__Stated exercise__
The records below are to be repeated in full, exactly as they are.

__Provided data__

>> Begin

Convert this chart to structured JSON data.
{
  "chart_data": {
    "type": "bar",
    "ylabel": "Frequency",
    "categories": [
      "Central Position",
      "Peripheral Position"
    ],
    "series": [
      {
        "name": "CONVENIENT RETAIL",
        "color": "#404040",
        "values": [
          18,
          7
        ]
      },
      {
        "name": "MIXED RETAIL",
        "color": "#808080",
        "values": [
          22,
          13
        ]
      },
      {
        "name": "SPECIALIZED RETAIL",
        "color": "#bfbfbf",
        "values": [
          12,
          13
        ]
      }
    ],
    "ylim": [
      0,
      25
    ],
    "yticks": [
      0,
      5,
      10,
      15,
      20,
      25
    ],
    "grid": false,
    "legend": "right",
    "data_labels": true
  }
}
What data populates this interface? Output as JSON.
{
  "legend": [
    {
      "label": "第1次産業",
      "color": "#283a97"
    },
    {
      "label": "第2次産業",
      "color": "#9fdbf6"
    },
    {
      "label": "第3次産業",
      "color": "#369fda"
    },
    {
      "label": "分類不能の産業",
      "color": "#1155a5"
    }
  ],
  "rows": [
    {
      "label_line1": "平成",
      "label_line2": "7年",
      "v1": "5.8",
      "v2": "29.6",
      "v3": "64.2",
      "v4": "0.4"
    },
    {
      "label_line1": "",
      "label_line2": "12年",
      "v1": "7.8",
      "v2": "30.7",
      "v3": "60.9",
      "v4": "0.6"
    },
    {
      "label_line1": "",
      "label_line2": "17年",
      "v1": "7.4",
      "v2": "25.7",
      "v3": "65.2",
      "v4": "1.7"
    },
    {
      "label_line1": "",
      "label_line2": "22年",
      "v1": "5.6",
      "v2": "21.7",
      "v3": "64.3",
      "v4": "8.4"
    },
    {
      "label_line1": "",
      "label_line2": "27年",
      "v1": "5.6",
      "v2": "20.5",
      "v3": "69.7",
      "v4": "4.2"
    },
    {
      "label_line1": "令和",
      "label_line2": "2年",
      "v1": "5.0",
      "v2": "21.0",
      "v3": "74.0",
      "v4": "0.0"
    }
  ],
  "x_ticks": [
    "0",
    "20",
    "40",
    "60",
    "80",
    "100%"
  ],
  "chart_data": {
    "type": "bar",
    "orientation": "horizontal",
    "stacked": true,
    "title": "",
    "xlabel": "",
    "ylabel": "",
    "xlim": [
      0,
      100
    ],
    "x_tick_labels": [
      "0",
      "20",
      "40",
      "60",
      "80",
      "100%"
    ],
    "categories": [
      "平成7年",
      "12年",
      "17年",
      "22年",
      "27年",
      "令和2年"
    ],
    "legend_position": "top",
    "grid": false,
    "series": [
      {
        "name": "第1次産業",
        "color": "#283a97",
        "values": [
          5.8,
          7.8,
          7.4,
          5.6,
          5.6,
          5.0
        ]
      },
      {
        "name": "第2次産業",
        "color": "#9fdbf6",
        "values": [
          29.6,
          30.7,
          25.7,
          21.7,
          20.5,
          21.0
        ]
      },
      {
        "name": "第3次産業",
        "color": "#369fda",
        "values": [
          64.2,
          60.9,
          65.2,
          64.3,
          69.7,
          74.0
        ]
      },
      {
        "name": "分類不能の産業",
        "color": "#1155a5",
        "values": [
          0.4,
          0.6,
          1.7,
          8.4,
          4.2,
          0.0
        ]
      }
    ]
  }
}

>> End

__Full answer__
Convert this chart to structured JSON data.
{
  "chart_data": {
    "type": "bar",
    "ylabel": "Frequency",
    "categories": [
      "Central Position",
      "Peripheral Position"
    ],
    "series": [
      {
        "name": "CONVENIENT RETAIL",
        "color": "#404040",
        "values": [
          18,
          7
        ]
      },
      {
        "name": "MIXED RETAIL",
        "color": "#808080",
        "values": [
          22,
          13
        ]
      },
      {
        "name": "SPECIALIZED RETAIL",
        "color": "#bfbfbf",
        "values": [
          12,
          13
        ]
      }
    ],
    "ylim": [
      0,
      25
    ],
    "yticks": [
      0,
      5,
      10,
      15,
      20,
      25
    ],
    "grid": false,
    "legend": "right",
    "data_labels": true
  }
}
What data populates this interface? Output as JSON.
{
  "legend": [
    {
      "label": "第1次産業",
      "color": "#283a97"
    },
    {
      "label": "第2次産業",
      "color": "#9fdbf6"
    },
    {
      "label": "第3次産業",
      "color": "#369fda"
    },
    {
      "label": "分類不能の産業",
      "color": "#1155a5"
    }
  ],
  "rows": [
    {
      "label_line1": "平成",
      "label_line2": "7年",
      "v1": "5.8",
      "v2": "29.6",
      "v3": "64.2",
      "v4": "0.4"
    },
    {
      "label_line1": "",
      "label_line2": "12年",
      "v1": "7.8",
      "v2": "30.7",
      "v3": "60.9",
      "v4": "0.6"
    },
    {
      "label_line1": "",
      "label_line2": "17年",
      "v1": "7.4",
      "v2": "25.7",
      "v3": "65.2",
      "v4": "1.7"
    },
    {
      "label_line1": "",
      "label_line2": "22年",
      "v1": "5.6",
      "v2": "21.7",
      "v3": "64.3",
      "v4": "8.4"
    },
    {
      "label_line1": "",
      "label_line2": "27年",
      "v1": "5.6",
      "v2": "20.5",
      "v3": "69.7",
      "v4": "4.2"
    },
    {
      "label_line1": "令和",
      "label_line2": "2年",
      "v1": "5.0",
      "v2": "21.0",
      "v3": "74.0",
      "v4": "0.0"
    }
  ],
  "x_ticks": [
    "0",
    "20",
    "40",
    "60",
    "80",
    "100%"
  ],
  "chart_data": {
    "type": "bar",
    "orientation": "horizontal",
    "stacked": true,
    "title": "",
    "xlabel": "",
    "ylabel": "",
    "xlim": [
      0,
      100
    ],
    "x_tick_labels": [
      "0",
      "20",
      "40",
      "60",
      "80",
      "100%"
    ],
    "categories": [
      "平成7年",
      "12年",
      "17年",
      "22年",
      "27年",
      "令和2年"
    ],
    "legend_position": "top",
    "grid": false,
    "series": [
      {
        "name": "第1次産業",
        "color": "#283a97",
        "values": [
          5.8,
          7.8,
          7.4,
          5.6,
          5.6,
          5.0
        ]
      },
      {
        "name": "第2次産業",
        "color": "#9fdbf6",
        "values": [
          29.6,
          30.7,
          25.7,
          21.7,
          20.5,
          21.0
        ]
      },
      {
        "name": "第3次産業",
        "color": "#369fda",
        "values": [
          64.2,
          60.9,
          65.2,
          64.3,
          69.7,
          74.0
        ]
      },
      {
        "name": "分類不能の産業",
        "color": "#1155a5",
        "values": [
          0.4,
          0.6,
          1.7,
          8.4,
          4.2,
          0.0
        ]
      }
    ]
  }
}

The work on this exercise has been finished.